- _Exercise input_:
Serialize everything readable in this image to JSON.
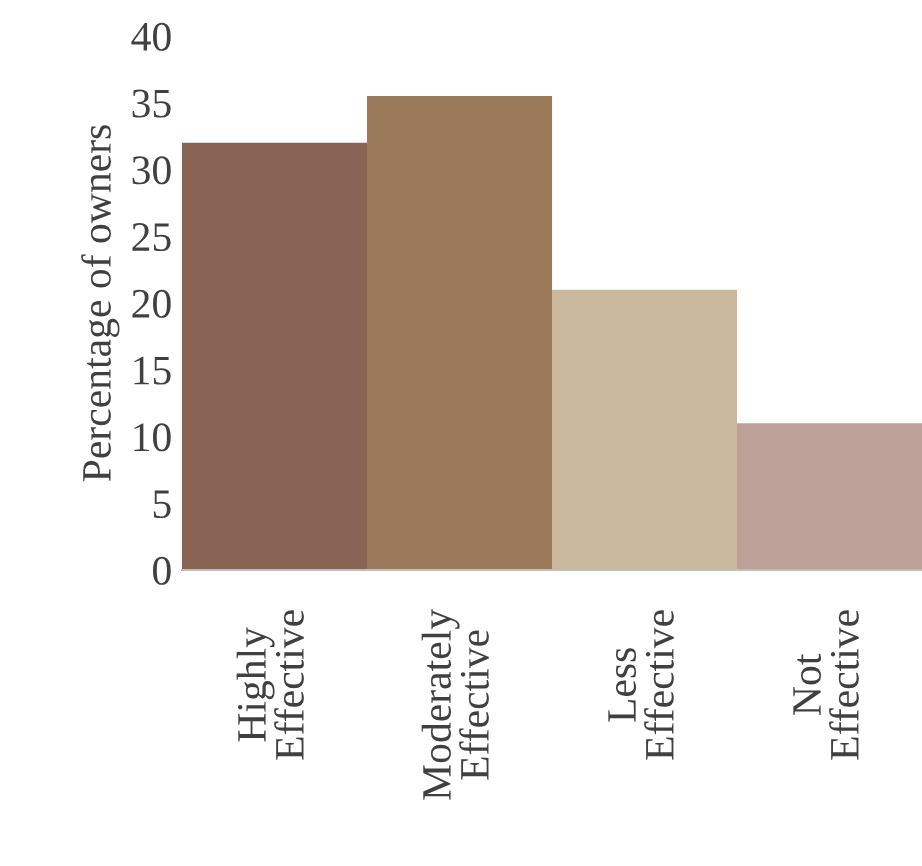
{
  "chart_data": {
    "type": "bar",
    "ylabel": "Percentage of owners",
    "categories": [
      "Highly Effective",
      "Moderately Effective",
      "Less Effective",
      "Not Effective"
    ],
    "values": [
      32,
      35.5,
      21,
      11
    ],
    "colors": [
      "#896455",
      "#9a7a5a",
      "#c9b89c",
      "#bda198"
    ],
    "ylim": [
      0,
      40
    ],
    "yticks": [
      0,
      5,
      10,
      15,
      20,
      25,
      30,
      35,
      40
    ],
    "grid": false,
    "legend": false
  }
}
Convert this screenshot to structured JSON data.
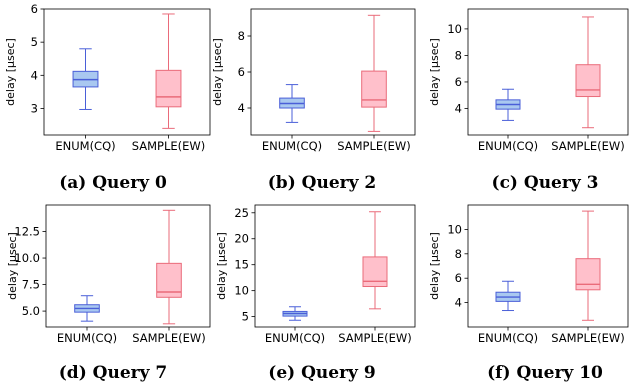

- _Exercise aim_: Every entry should be returned exactly as written, minus the pictures.

- _The response_:
Serialize everything readable in this image to JSON.
{
  "chart_data": {
    "type": "bar",
    "ylabel": "Percentage of owners",
    "categories": [
      "Highly Effective",
      "Moderately Effective",
      "Less Effective",
      "Not Effective"
    ],
    "values": [
      32,
      35.5,
      21,
      11
    ],
    "colors": [
      "#896455",
      "#9a7a5a",
      "#c9b89c",
      "#bda198"
    ],
    "ylim": [
      0,
      40
    ],
    "yticks": [
      0,
      5,
      10,
      15,
      20,
      25,
      30,
      35,
      40
    ],
    "grid": false,
    "legend": false
  }
}
Convert this screenshot to structured JSON data.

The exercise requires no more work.